[BEGIN Available data]

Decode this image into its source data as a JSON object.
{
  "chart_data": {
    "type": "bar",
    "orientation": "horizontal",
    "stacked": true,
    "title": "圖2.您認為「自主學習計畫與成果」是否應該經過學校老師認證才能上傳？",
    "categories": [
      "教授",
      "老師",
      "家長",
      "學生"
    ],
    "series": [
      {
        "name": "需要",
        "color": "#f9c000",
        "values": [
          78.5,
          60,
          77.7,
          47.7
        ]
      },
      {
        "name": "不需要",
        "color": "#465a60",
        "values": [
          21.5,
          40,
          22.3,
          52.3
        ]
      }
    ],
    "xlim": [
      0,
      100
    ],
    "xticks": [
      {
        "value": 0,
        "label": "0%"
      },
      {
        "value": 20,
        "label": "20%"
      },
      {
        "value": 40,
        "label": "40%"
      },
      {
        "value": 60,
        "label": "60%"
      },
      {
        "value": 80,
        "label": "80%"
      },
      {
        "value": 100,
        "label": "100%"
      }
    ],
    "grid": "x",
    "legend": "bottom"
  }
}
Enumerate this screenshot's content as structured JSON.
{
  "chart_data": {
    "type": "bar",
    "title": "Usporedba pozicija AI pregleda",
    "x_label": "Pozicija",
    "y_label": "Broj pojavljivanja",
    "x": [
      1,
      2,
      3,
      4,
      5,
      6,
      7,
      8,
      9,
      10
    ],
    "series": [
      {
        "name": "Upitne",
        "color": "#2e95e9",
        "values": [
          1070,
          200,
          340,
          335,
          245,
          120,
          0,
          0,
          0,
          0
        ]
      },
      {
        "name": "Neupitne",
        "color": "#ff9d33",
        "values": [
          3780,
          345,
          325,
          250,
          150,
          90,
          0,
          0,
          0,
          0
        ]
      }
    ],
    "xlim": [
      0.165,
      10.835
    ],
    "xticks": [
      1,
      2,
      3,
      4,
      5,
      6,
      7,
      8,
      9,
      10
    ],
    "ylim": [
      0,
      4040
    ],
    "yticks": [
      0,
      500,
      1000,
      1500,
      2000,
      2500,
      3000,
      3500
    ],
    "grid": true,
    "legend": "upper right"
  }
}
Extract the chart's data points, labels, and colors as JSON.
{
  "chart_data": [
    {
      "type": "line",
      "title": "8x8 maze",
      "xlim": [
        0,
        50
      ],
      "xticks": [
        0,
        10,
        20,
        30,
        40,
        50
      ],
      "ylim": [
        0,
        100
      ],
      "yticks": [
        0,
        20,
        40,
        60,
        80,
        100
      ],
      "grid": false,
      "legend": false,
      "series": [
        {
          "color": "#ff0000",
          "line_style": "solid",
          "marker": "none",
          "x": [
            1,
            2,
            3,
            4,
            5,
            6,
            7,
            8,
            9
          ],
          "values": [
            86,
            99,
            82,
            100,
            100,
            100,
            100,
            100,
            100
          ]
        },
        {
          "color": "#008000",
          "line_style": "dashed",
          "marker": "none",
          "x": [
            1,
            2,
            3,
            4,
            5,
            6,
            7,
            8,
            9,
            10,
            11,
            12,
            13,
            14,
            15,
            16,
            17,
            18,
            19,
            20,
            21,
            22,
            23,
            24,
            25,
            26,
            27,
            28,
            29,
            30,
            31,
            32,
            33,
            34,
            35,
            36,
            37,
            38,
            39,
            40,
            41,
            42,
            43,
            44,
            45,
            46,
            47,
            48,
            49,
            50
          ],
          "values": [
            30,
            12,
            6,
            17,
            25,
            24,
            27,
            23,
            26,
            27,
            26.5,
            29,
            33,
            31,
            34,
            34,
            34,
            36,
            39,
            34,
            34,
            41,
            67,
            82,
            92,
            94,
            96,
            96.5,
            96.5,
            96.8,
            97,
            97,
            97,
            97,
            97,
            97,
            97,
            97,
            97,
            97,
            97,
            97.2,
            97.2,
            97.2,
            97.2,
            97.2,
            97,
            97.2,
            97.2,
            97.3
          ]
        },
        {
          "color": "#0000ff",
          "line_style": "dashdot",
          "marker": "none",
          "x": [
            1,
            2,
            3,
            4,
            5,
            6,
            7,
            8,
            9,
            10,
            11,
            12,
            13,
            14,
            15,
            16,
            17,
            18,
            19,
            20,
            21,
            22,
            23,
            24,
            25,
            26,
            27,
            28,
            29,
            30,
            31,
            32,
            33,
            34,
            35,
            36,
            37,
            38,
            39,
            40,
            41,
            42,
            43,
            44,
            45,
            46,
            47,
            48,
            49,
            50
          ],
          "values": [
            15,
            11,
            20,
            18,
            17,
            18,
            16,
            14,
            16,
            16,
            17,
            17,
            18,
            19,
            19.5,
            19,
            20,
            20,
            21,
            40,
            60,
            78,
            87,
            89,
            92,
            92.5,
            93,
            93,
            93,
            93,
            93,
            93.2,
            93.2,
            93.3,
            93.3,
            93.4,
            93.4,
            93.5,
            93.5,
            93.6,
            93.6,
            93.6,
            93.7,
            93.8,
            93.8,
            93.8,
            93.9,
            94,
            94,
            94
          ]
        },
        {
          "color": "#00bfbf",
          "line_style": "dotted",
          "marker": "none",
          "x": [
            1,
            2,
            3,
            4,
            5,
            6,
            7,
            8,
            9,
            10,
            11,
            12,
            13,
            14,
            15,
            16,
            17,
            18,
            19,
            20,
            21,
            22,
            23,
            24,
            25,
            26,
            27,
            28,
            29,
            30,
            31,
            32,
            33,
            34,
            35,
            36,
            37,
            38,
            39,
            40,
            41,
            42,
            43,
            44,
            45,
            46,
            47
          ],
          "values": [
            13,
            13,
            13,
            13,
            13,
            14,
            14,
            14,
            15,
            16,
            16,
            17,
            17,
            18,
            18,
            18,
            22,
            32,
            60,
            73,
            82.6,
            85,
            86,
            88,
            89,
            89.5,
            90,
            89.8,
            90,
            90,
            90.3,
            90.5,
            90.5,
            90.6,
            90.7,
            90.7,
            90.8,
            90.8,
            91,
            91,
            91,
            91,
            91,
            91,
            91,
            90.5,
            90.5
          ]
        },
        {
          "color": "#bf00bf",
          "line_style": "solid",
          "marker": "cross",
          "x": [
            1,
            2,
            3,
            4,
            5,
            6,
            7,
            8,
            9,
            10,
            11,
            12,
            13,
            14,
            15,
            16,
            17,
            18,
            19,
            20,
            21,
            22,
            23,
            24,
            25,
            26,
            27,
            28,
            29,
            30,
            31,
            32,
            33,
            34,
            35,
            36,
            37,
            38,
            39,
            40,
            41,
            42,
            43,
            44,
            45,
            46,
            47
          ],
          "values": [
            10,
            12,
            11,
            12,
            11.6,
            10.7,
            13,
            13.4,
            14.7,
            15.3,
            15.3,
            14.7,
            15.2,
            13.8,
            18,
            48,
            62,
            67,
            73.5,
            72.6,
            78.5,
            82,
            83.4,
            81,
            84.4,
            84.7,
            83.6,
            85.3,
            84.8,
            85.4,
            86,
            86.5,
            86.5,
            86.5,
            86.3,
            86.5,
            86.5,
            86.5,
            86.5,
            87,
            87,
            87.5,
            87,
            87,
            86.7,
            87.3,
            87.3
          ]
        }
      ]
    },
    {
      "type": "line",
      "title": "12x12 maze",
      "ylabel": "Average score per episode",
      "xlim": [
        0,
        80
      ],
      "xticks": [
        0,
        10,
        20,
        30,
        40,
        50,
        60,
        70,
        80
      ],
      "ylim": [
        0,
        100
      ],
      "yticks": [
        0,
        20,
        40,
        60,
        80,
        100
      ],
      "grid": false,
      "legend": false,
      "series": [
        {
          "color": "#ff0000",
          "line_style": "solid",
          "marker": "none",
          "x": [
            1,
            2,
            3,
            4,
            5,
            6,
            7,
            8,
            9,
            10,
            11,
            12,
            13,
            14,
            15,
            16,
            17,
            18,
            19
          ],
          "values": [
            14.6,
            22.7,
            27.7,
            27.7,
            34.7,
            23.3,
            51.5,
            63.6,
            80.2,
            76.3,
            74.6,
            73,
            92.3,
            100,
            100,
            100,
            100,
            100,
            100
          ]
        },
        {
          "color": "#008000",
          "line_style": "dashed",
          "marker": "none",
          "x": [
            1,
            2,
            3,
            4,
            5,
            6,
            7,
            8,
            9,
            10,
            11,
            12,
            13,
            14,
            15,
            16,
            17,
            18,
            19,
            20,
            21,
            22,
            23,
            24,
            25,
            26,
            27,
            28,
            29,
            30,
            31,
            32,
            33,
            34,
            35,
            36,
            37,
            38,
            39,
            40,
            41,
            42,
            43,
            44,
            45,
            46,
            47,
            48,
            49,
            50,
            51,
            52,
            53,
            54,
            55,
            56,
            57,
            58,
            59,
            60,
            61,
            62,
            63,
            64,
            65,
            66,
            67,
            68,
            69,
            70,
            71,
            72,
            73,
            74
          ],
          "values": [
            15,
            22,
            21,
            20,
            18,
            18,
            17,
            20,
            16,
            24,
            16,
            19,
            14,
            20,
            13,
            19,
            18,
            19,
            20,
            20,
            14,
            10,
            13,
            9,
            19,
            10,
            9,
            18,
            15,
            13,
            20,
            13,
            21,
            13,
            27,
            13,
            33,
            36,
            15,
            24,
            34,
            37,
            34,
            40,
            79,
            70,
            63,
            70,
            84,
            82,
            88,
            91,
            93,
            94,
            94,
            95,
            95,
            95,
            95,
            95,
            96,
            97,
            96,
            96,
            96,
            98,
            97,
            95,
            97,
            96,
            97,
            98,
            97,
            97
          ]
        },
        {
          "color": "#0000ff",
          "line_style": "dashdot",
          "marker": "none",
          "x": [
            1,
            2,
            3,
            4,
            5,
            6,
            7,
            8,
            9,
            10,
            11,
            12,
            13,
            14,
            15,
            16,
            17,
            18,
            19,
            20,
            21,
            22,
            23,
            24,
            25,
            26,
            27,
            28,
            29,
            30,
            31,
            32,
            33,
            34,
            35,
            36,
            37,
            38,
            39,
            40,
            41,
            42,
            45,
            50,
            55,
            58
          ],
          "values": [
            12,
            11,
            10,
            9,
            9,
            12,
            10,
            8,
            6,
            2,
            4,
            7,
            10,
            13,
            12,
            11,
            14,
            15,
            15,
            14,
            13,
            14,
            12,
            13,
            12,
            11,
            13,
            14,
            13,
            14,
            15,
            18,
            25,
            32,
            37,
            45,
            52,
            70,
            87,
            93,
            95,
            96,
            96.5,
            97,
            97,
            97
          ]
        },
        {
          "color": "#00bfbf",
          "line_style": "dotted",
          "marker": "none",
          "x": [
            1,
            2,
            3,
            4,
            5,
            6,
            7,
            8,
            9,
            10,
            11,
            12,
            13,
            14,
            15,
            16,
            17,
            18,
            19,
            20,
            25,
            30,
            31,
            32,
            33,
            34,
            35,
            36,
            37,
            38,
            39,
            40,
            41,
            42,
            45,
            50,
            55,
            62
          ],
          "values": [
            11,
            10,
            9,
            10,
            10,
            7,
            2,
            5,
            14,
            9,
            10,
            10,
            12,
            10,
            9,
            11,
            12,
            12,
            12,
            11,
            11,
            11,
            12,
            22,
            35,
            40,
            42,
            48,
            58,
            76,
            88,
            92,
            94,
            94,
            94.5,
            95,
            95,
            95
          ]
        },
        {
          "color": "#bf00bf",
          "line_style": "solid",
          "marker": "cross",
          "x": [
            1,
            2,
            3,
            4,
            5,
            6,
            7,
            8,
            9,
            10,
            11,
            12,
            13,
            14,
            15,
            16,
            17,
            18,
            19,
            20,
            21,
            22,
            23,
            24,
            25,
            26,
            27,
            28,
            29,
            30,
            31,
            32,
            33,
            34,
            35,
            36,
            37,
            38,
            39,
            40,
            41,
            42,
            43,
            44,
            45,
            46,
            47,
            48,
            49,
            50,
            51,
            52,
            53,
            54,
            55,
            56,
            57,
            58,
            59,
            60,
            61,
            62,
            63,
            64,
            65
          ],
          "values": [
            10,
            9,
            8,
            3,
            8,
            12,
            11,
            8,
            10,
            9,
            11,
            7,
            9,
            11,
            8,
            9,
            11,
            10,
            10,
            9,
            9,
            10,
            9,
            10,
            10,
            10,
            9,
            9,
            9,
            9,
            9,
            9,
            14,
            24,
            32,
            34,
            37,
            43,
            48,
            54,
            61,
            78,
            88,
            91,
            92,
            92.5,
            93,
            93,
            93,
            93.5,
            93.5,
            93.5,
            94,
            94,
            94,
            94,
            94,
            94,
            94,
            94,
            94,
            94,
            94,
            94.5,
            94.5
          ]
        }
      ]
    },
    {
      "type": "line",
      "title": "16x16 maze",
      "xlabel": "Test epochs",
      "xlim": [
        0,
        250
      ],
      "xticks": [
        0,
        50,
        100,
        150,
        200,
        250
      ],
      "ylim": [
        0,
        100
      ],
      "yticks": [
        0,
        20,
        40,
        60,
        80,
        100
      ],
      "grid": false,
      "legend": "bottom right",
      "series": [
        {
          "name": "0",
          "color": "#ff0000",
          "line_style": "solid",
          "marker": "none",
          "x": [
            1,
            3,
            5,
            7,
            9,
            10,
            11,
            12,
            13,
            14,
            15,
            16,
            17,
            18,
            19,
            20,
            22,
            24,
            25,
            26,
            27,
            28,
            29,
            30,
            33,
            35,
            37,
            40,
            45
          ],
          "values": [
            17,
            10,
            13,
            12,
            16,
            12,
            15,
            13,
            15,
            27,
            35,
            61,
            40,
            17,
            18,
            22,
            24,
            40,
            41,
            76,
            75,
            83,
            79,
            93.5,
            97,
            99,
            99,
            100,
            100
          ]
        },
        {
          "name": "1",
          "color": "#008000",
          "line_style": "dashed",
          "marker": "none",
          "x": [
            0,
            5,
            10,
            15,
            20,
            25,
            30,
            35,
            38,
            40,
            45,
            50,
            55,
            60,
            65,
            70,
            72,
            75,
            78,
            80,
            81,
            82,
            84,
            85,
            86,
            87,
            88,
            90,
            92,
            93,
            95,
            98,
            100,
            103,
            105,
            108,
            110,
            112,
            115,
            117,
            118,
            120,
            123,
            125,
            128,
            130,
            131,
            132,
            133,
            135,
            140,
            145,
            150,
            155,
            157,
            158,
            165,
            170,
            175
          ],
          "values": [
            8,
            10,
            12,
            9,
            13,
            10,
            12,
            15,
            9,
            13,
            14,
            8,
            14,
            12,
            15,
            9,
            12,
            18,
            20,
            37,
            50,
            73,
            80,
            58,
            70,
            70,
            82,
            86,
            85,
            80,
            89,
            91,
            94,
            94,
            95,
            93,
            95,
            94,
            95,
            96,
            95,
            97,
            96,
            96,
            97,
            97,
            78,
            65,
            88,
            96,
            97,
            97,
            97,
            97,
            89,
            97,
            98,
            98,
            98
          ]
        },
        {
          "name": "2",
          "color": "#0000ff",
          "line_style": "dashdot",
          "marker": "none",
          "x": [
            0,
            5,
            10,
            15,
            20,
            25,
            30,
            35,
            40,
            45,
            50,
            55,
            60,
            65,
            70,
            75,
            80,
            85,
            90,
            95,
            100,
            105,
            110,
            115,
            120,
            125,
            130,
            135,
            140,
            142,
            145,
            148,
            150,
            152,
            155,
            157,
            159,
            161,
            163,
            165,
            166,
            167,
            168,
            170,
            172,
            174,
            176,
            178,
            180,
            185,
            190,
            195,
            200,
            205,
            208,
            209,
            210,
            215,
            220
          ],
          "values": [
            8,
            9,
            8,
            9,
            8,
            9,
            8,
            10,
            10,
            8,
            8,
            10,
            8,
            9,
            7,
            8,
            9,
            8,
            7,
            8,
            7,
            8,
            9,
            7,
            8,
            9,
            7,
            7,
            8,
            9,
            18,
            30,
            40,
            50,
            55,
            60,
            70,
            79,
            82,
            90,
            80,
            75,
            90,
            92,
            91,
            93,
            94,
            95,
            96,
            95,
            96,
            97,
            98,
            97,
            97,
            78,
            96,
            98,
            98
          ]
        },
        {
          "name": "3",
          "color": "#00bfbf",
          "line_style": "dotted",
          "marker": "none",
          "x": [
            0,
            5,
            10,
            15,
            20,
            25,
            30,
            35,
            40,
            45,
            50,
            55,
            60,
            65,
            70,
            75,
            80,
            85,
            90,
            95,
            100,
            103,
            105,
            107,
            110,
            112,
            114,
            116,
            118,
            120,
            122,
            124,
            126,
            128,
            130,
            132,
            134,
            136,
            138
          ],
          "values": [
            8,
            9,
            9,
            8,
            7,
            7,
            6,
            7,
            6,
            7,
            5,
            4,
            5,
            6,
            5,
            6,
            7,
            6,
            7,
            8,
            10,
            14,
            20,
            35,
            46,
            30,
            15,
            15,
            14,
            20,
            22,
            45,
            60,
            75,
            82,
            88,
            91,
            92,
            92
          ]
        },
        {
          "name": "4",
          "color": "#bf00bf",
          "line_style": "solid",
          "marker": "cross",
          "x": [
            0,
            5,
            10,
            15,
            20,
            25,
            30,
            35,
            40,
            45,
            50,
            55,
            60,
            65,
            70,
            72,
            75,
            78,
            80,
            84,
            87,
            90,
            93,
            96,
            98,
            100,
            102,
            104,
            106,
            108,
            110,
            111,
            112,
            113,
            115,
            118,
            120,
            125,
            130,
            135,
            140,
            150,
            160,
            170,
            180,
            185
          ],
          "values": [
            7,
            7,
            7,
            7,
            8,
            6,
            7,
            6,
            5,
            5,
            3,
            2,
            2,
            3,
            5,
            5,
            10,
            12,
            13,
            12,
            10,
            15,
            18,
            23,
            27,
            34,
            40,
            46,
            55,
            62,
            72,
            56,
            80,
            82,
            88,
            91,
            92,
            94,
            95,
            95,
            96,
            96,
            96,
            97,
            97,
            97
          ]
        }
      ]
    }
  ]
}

[END Available data]

■ What you need to do ■
State the count of lines that contain the string "maze". Nothing else is needed.

■ Problem solution ■
3